### What this task involves
Copy out all lines that carry the word "data".

######

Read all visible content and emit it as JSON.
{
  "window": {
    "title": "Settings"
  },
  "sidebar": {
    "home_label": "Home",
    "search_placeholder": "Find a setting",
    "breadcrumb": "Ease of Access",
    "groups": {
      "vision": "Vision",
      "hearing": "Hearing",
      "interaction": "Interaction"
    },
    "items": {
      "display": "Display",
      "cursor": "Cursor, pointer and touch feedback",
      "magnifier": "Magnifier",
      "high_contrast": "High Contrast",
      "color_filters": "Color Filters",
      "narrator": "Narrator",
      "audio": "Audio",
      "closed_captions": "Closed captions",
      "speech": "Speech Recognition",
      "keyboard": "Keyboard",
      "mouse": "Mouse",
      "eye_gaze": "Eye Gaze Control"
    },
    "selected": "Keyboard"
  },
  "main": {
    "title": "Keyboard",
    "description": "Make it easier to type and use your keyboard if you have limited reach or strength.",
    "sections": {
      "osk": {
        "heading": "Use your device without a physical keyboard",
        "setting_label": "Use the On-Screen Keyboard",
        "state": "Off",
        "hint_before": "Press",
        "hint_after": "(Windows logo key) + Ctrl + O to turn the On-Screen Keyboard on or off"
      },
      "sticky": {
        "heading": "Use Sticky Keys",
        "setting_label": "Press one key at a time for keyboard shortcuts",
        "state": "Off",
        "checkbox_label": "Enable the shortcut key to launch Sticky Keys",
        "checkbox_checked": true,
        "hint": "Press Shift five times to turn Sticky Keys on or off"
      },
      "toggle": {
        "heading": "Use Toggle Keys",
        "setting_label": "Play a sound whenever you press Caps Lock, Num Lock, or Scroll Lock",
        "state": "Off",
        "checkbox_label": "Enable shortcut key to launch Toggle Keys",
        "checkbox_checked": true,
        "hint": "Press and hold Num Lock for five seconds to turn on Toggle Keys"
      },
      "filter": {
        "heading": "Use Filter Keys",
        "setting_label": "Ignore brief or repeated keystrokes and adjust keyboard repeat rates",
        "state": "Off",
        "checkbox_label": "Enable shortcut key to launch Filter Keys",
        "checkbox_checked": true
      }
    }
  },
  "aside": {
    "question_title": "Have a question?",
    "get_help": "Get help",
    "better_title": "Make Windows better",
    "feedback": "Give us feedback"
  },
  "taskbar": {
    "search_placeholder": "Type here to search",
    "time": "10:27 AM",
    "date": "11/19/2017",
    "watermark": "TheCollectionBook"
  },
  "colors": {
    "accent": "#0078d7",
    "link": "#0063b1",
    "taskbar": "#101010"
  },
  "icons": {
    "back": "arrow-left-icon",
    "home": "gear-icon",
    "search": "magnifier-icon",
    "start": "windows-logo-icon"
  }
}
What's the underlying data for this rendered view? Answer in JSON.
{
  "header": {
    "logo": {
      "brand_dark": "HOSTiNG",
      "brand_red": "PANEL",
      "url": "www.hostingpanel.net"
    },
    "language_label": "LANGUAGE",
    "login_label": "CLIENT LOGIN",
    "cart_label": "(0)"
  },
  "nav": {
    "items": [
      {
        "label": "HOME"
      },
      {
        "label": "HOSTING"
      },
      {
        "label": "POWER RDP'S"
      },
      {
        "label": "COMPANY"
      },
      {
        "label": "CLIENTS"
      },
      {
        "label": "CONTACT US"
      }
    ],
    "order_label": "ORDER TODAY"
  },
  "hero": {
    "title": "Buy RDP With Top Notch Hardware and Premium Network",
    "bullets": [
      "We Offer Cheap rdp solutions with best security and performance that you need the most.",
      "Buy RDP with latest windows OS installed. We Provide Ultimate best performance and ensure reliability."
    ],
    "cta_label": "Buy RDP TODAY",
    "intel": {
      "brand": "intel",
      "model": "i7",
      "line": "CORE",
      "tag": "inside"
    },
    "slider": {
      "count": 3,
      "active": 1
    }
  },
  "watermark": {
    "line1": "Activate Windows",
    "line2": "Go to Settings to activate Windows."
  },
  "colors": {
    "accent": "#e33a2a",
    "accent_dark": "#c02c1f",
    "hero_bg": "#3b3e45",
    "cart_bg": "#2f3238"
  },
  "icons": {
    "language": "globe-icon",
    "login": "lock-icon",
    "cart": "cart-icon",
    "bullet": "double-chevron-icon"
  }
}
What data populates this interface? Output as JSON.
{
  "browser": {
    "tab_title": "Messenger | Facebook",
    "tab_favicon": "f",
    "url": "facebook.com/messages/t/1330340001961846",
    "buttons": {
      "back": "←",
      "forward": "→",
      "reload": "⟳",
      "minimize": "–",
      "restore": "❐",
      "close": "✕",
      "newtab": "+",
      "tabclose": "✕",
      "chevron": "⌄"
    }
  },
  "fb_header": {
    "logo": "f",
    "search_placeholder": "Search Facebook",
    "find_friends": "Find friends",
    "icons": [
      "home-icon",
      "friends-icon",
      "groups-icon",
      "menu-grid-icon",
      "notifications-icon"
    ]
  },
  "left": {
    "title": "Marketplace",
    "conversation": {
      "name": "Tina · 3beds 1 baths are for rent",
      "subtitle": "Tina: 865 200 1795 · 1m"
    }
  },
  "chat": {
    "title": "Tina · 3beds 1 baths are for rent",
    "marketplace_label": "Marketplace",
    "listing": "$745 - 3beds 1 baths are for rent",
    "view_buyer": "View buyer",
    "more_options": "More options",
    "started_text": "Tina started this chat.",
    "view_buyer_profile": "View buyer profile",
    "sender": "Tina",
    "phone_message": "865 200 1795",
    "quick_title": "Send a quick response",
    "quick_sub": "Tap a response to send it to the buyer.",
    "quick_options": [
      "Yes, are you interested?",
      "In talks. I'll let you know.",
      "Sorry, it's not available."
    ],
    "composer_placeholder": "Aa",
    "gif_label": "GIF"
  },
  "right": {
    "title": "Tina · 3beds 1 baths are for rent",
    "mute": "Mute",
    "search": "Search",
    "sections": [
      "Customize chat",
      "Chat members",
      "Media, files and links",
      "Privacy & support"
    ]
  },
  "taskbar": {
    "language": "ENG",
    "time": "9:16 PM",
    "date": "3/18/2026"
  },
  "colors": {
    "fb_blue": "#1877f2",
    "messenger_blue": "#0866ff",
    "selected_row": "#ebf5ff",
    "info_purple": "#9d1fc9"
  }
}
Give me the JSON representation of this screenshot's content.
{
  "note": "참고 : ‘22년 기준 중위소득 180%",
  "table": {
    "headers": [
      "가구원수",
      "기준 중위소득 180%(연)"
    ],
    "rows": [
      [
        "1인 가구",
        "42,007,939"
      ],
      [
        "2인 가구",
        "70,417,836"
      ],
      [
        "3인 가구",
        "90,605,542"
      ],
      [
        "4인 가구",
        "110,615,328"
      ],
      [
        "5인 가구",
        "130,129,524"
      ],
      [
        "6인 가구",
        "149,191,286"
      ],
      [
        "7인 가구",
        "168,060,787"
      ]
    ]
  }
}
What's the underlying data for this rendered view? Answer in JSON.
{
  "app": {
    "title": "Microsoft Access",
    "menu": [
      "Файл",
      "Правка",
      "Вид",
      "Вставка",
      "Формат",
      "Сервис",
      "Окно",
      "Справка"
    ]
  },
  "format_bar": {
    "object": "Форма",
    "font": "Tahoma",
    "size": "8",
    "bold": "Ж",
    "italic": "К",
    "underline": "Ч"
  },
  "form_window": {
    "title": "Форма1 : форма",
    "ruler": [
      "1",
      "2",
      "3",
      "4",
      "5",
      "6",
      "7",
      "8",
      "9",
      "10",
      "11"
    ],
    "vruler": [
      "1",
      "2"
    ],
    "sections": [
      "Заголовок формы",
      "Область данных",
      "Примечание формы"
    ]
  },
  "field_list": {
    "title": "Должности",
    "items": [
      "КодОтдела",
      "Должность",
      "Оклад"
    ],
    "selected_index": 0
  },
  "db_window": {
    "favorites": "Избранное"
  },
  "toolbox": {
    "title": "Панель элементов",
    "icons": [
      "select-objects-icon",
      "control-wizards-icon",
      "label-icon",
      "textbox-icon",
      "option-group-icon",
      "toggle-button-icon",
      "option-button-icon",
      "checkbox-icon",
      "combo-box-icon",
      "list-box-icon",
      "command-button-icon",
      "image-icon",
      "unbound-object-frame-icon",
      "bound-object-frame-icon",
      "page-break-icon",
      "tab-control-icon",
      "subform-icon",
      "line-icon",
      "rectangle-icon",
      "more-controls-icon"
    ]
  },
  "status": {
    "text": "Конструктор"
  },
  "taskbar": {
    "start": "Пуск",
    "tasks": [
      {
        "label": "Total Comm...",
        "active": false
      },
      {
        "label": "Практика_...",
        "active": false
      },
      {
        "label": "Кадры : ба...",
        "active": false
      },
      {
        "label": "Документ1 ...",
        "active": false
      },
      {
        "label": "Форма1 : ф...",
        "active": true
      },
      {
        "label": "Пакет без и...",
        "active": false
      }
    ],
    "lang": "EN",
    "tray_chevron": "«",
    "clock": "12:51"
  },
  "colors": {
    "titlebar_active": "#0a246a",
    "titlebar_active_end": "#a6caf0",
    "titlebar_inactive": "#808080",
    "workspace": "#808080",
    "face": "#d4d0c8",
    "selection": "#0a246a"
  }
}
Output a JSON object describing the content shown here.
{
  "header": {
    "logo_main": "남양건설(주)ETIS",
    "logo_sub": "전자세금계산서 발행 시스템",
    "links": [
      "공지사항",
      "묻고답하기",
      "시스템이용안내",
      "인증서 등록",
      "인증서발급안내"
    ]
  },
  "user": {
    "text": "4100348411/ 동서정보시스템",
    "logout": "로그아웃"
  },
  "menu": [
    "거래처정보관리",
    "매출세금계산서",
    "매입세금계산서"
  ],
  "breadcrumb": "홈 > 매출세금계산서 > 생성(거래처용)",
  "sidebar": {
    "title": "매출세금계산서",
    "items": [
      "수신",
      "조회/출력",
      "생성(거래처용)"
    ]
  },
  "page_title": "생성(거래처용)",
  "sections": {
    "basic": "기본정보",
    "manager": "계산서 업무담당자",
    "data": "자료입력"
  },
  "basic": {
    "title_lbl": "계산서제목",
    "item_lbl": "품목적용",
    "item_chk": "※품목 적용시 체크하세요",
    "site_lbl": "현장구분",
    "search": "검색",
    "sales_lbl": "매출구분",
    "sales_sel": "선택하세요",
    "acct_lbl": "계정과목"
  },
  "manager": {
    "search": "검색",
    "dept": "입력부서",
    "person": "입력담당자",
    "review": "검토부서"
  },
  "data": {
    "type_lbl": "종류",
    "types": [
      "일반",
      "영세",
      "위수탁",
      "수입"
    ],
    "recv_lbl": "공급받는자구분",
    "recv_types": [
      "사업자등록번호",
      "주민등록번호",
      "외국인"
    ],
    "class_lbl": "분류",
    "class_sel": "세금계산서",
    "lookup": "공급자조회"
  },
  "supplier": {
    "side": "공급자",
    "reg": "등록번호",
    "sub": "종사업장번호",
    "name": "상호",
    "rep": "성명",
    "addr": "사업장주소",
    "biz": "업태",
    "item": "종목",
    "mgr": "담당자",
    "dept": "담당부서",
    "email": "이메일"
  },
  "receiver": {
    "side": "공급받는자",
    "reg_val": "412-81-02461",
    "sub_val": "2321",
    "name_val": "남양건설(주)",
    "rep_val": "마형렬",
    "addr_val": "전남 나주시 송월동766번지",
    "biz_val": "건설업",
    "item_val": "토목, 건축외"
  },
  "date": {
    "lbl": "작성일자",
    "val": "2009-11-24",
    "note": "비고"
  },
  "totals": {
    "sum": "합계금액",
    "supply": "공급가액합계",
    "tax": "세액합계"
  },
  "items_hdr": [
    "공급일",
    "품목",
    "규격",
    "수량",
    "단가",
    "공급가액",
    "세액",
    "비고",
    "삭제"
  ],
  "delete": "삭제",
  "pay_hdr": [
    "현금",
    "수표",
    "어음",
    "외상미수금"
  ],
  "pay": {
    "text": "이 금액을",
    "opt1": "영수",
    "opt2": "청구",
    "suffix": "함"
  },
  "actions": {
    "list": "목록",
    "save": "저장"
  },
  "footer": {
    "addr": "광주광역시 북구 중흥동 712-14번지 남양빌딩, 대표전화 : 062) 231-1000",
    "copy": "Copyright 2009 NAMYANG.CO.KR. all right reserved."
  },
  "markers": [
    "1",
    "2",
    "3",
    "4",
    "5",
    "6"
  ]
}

######

### The solution
What's the underlying data for this rendered view? Answer in JSON.
What data populates this interface? Output as JSON.
What's the underlying data for this rendered view? Answer in JSON.
    "data": "자료입력"
  "data": {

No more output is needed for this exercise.